----- Data for processing

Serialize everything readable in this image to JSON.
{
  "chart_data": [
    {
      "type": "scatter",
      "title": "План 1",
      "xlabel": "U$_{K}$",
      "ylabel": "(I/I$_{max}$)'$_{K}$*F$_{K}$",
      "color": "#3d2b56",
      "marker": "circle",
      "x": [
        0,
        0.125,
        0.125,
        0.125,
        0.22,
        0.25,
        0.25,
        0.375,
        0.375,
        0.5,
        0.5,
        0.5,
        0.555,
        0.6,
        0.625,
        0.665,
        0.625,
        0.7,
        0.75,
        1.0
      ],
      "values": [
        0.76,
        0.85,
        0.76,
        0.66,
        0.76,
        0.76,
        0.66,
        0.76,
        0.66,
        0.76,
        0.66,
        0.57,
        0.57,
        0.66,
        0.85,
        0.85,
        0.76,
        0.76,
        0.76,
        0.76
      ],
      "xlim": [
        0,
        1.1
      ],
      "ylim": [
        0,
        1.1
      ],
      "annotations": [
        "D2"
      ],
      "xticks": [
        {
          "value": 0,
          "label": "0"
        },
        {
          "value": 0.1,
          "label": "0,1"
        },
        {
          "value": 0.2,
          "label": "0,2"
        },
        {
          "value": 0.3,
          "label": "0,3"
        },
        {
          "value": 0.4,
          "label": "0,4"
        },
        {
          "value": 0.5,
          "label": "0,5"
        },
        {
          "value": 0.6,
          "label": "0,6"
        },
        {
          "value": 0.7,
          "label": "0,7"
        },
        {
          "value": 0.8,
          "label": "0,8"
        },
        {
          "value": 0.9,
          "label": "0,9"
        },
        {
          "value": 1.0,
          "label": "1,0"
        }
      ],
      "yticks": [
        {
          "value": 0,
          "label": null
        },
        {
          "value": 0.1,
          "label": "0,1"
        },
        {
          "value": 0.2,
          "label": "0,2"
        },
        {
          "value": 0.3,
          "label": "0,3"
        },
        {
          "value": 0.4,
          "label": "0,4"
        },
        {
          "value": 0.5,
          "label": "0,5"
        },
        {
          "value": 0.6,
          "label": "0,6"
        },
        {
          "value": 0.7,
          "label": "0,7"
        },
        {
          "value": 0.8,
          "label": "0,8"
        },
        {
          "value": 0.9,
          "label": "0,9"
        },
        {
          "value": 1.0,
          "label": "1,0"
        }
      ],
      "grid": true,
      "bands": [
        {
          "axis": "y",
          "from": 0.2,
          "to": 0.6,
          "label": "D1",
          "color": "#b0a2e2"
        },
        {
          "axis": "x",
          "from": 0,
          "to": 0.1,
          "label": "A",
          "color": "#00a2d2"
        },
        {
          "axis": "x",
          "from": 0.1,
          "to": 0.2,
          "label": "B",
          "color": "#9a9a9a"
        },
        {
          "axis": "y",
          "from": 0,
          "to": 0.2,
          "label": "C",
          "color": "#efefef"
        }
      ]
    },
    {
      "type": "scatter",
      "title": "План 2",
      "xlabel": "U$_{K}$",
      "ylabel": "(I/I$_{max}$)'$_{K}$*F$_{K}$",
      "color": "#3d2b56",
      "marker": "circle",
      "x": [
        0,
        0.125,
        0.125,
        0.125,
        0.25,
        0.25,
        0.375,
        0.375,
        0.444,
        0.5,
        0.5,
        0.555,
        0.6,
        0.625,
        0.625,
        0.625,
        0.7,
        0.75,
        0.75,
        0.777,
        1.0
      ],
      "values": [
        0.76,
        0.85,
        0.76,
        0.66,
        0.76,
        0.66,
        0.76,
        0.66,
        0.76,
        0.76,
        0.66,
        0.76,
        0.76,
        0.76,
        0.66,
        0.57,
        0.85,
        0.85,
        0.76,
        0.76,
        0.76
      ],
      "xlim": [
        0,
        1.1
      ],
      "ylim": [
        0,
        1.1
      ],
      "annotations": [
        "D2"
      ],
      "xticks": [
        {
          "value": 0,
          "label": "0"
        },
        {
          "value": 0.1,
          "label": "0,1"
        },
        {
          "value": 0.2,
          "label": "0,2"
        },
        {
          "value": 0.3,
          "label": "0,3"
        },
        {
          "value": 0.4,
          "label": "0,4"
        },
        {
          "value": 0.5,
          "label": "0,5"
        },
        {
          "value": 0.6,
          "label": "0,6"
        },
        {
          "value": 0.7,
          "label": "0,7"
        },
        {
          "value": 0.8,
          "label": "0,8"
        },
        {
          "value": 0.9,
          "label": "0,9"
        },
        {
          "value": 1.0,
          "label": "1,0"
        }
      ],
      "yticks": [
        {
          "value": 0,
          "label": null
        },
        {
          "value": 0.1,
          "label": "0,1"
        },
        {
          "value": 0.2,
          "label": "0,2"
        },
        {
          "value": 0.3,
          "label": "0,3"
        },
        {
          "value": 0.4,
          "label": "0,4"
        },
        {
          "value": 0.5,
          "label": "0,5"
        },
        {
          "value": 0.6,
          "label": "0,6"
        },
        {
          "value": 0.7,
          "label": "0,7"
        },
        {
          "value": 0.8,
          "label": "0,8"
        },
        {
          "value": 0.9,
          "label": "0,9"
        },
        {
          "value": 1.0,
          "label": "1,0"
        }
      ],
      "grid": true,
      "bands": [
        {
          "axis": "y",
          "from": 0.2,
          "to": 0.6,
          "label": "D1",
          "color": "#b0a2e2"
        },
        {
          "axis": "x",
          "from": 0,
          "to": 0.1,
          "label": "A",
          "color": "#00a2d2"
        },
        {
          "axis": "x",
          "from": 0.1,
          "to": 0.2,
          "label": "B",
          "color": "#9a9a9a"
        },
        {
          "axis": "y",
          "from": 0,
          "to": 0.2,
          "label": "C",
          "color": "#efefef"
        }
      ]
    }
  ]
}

----------

- _Stated goal_:
Write out all of the records once more, exactly.

- _The answer_:
Serialize everything readable in this image to JSON.
{
  "chart_data": [
    {
      "type": "scatter",
      "title": "План 1",
      "xlabel": "U$_{K}$",
      "ylabel": "(I/I$_{max}$)'$_{K}$*F$_{K}$",
      "color": "#3d2b56",
      "marker": "circle",
      "x": [
        0,
        0.125,
        0.125,
        0.125,
        0.22,
        0.25,
        0.25,
        0.375,
        0.375,
        0.5,
        0.5,
        0.5,
        0.555,
        0.6,
        0.625,
        0.665,
        0.625,
        0.7,
        0.75,
        1.0
      ],
      "values": [
        0.76,
        0.85,
        0.76,
        0.66,
        0.76,
        0.76,
        0.66,
        0.76,
        0.66,
        0.76,
        0.66,
        0.57,
        0.57,
        0.66,
        0.85,
        0.85,
        0.76,
        0.76,
        0.76,
        0.76
      ],
      "xlim": [
        0,
        1.1
      ],
      "ylim": [
        0,
        1.1
      ],
      "annotations": [
        "D2"
      ],
      "xticks": [
        {
          "value": 0,
          "label": "0"
        },
        {
          "value": 0.1,
          "label": "0,1"
        },
        {
          "value": 0.2,
          "label": "0,2"
        },
        {
          "value": 0.3,
          "label": "0,3"
        },
        {
          "value": 0.4,
          "label": "0,4"
        },
        {
          "value": 0.5,
          "label": "0,5"
        },
        {
          "value": 0.6,
          "label": "0,6"
        },
        {
          "value": 0.7,
          "label": "0,7"
        },
        {
          "value": 0.8,
          "label": "0,8"
        },
        {
          "value": 0.9,
          "label": "0,9"
        },
        {
          "value": 1.0,
          "label": "1,0"
        }
      ],
      "yticks": [
        {
          "value": 0,
          "label": null
        },
        {
          "value": 0.1,
          "label": "0,1"
        },
        {
          "value": 0.2,
          "label": "0,2"
        },
        {
          "value": 0.3,
          "label": "0,3"
        },
        {
          "value": 0.4,
          "label": "0,4"
        },
        {
          "value": 0.5,
          "label": "0,5"
        },
        {
          "value": 0.6,
          "label": "0,6"
        },
        {
          "value": 0.7,
          "label": "0,7"
        },
        {
          "value": 0.8,
          "label": "0,8"
        },
        {
          "value": 0.9,
          "label": "0,9"
        },
        {
          "value": 1.0,
          "label": "1,0"
        }
      ],
      "grid": true,
      "bands": [
        {
          "axis": "y",
          "from": 0.2,
          "to": 0.6,
          "label": "D1",
          "color": "#b0a2e2"
        },
        {
          "axis": "x",
          "from": 0,
          "to": 0.1,
          "label": "A",
          "color": "#00a2d2"
        },
        {
          "axis": "x",
          "from": 0.1,
          "to": 0.2,
          "label": "B",
          "color": "#9a9a9a"
        },
        {
          "axis": "y",
          "from": 0,
          "to": 0.2,
          "label": "C",
          "color": "#efefef"
        }
      ]
    },
    {
      "type": "scatter",
      "title": "План 2",
      "xlabel": "U$_{K}$",
      "ylabel": "(I/I$_{max}$)'$_{K}$*F$_{K}$",
      "color": "#3d2b56",
      "marker": "circle",
      "x": [
        0,
        0.125,
        0.125,
        0.125,
        0.25,
        0.25,
        0.375,
        0.375,
        0.444,
        0.5,
        0.5,
        0.555,
        0.6,
        0.625,
        0.625,
        0.625,
        0.7,
        0.75,
        0.75,
        0.777,
        1.0
      ],
      "values": [
        0.76,
        0.85,
        0.76,
        0.66,
        0.76,
        0.66,
        0.76,
        0.66,
        0.76,
        0.76,
        0.66,
        0.76,
        0.76,
        0.76,
        0.66,
        0.57,
        0.85,
        0.85,
        0.76,
        0.76,
        0.76
      ],
      "xlim": [
        0,
        1.1
      ],
      "ylim": [
        0,
        1.1
      ],
      "annotations": [
        "D2"
      ],
      "xticks": [
        {
          "value": 0,
          "label": "0"
        },
        {
          "value": 0.1,
          "label": "0,1"
        },
        {
          "value": 0.2,
          "label": "0,2"
        },
        {
          "value": 0.3,
          "label": "0,3"
        },
        {
          "value": 0.4,
          "label": "0,4"
        },
        {
          "value": 0.5,
          "label": "0,5"
        },
        {
          "value": 0.6,
          "label": "0,6"
        },
        {
          "value": 0.7,
          "label": "0,7"
        },
        {
          "value": 0.8,
          "label": "0,8"
        },
        {
          "value": 0.9,
          "label": "0,9"
        },
        {
          "value": 1.0,
          "label": "1,0"
        }
      ],
      "yticks": [
        {
          "value": 0,
          "label": null
        },
        {
          "value": 0.1,
          "label": "0,1"
        },
        {
          "value": 0.2,
          "label": "0,2"
        },
        {
          "value": 0.3,
          "label": "0,3"
        },
        {
          "value": 0.4,
          "label": "0,4"
        },
        {
          "value": 0.5,
          "label": "0,5"
        },
        {
          "value": 0.6,
          "label": "0,6"
        },
        {
          "value": 0.7,
          "label": "0,7"
        },
        {
          "value": 0.8,
          "label": "0,8"
        },
        {
          "value": 0.9,
          "label": "0,9"
        },
        {
          "value": 1.0,
          "label": "1,0"
        }
      ],
      "grid": true,
      "bands": [
        {
          "axis": "y",
          "from": 0.2,
          "to": 0.6,
          "label": "D1",
          "color": "#b0a2e2"
        },
        {
          "axis": "x",
          "from": 0,
          "to": 0.1,
          "label": "A",
          "color": "#00a2d2"
        },
        {
          "axis": "x",
          "from": 0.1,
          "to": 0.2,
          "label": "B",
          "color": "#9a9a9a"
        },
        {
          "axis": "y",
          "from": 0,
          "to": 0.2,
          "label": "C",
          "color": "#efefef"
        }
      ]
    }
  ]
}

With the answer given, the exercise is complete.